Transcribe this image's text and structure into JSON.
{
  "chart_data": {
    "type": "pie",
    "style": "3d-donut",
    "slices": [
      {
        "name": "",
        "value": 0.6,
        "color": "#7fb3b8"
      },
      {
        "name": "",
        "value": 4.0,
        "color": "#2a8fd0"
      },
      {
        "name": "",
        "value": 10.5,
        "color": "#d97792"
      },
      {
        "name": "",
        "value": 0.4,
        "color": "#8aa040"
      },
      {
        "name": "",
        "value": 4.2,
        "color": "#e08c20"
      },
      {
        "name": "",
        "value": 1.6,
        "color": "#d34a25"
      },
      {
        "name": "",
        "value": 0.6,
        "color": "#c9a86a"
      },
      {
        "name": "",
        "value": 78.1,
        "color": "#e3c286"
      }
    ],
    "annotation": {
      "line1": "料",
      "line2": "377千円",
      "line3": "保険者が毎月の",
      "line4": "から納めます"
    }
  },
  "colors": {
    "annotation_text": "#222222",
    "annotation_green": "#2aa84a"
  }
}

__Do this__: Reproduce each record exactly as it appears.

__Answer__:
Transcribe this image's text and structure into JSON.
{
  "chart_data": {
    "type": "pie",
    "style": "3d-donut",
    "slices": [
      {
        "name": "",
        "value": 0.6,
        "color": "#7fb3b8"
      },
      {
        "name": "",
        "value": 4.0,
        "color": "#2a8fd0"
      },
      {
        "name": "",
        "value": 10.5,
        "color": "#d97792"
      },
      {
        "name": "",
        "value": 0.4,
        "color": "#8aa040"
      },
      {
        "name": "",
        "value": 4.2,
        "color": "#e08c20"
      },
      {
        "name": "",
        "value": 1.6,
        "color": "#d34a25"
      },
      {
        "name": "",
        "value": 0.6,
        "color": "#c9a86a"
      },
      {
        "name": "",
        "value": 78.1,
        "color": "#e3c286"
      }
    ],
    "annotation": {
      "line1": "料",
      "line2": "377千円",
      "line3": "保険者が毎月の",
      "line4": "から納めます"
    }
  },
  "colors": {
    "annotation_text": "#222222",
    "annotation_green": "#2aa84a"
  }
}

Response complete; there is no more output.